## START

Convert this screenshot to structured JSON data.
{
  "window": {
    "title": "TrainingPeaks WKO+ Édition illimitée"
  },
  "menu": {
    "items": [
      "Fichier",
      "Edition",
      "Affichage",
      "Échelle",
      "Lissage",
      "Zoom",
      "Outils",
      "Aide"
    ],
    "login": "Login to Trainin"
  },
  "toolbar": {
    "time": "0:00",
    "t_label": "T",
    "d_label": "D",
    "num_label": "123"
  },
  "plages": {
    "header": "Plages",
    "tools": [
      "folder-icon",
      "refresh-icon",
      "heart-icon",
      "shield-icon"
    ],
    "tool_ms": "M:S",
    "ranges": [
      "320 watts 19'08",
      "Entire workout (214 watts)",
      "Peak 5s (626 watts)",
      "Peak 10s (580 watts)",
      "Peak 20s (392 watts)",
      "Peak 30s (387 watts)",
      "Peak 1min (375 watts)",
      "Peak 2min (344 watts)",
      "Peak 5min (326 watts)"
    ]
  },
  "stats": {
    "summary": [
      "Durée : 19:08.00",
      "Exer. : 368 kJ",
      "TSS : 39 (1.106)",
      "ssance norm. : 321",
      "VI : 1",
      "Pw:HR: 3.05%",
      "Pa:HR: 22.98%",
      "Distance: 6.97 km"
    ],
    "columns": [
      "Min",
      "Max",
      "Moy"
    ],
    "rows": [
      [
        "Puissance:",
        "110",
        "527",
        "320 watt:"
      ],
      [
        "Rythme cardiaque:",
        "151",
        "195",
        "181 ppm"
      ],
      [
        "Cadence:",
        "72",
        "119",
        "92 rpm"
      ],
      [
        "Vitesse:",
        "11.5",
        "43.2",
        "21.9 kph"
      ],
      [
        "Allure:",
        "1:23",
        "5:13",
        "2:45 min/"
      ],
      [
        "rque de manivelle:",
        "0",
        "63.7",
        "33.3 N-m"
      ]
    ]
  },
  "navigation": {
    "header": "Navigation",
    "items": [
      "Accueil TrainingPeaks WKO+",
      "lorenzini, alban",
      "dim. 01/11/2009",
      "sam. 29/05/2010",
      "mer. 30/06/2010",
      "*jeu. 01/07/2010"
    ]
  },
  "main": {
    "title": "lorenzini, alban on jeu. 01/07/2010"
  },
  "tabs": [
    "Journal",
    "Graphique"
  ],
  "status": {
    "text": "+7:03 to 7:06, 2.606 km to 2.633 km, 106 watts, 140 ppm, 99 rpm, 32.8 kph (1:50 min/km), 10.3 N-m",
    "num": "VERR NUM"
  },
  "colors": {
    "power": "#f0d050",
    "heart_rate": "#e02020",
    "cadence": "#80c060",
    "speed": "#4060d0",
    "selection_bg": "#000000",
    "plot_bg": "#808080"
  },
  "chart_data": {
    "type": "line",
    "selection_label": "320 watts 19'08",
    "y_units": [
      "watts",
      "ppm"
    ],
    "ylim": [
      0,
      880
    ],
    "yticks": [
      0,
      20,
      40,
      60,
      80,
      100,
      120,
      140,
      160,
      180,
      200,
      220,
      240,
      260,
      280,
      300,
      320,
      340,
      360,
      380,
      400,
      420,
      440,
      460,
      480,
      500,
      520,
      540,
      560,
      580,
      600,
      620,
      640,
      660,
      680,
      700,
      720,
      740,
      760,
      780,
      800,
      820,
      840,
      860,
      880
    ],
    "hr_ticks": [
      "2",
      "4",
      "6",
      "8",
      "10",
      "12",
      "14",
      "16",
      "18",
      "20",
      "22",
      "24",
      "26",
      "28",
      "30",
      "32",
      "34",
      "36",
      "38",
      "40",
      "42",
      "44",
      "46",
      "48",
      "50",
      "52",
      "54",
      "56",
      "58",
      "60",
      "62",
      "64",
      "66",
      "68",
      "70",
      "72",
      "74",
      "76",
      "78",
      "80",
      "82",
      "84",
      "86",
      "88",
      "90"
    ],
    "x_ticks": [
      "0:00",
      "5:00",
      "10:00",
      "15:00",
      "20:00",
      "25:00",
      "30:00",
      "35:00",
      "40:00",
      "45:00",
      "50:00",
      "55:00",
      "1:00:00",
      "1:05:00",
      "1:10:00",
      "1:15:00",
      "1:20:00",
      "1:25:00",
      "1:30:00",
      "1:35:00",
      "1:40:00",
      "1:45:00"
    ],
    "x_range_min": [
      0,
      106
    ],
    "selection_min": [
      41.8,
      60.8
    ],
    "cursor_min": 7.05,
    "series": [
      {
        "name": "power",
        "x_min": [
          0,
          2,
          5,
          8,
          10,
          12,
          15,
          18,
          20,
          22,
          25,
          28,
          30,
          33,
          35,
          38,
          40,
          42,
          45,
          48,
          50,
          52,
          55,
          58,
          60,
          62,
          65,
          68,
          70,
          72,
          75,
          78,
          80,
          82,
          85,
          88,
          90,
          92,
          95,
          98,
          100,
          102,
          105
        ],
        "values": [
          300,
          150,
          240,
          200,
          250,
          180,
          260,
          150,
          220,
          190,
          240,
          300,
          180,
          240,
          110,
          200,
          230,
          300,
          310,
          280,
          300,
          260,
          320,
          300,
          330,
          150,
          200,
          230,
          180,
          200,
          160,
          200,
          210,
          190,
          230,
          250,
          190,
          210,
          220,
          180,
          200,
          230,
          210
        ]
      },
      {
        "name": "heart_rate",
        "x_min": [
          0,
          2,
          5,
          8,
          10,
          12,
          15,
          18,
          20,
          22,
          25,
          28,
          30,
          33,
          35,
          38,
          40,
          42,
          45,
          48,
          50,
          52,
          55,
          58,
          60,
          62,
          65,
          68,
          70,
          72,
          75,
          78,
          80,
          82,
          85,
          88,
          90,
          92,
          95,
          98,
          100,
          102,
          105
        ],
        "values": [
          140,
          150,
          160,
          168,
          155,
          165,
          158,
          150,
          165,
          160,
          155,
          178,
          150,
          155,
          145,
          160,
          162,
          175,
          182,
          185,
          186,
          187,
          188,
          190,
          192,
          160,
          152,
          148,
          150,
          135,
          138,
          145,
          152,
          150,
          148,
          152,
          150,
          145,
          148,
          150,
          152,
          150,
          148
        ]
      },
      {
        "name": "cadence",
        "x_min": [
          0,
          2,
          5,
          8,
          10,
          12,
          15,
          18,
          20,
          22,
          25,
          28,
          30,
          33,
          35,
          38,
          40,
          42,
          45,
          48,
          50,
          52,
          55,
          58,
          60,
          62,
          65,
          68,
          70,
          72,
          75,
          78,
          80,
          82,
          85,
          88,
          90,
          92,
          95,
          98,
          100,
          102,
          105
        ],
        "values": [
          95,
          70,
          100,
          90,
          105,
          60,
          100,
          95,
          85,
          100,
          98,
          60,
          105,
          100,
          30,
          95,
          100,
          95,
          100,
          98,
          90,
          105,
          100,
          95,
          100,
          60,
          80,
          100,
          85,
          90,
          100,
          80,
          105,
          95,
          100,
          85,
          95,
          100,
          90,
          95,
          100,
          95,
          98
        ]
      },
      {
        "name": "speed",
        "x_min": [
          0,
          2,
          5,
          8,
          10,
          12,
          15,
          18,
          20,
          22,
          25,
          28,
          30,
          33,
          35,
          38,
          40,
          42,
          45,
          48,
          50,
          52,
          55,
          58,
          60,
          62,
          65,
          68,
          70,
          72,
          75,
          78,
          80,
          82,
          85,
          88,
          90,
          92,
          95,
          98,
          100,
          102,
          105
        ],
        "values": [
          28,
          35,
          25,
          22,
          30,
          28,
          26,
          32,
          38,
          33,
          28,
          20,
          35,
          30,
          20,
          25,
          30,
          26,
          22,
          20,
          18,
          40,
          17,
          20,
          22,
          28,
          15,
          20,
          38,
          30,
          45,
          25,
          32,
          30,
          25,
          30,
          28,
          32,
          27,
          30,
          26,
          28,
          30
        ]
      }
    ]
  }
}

## END

(Set exercise): Find all lines with "name" in them and copy each one.

(Right answer):
        "name": "power",
        "name": "heart_rate",
        "name": "cadence",
        "name": "speed",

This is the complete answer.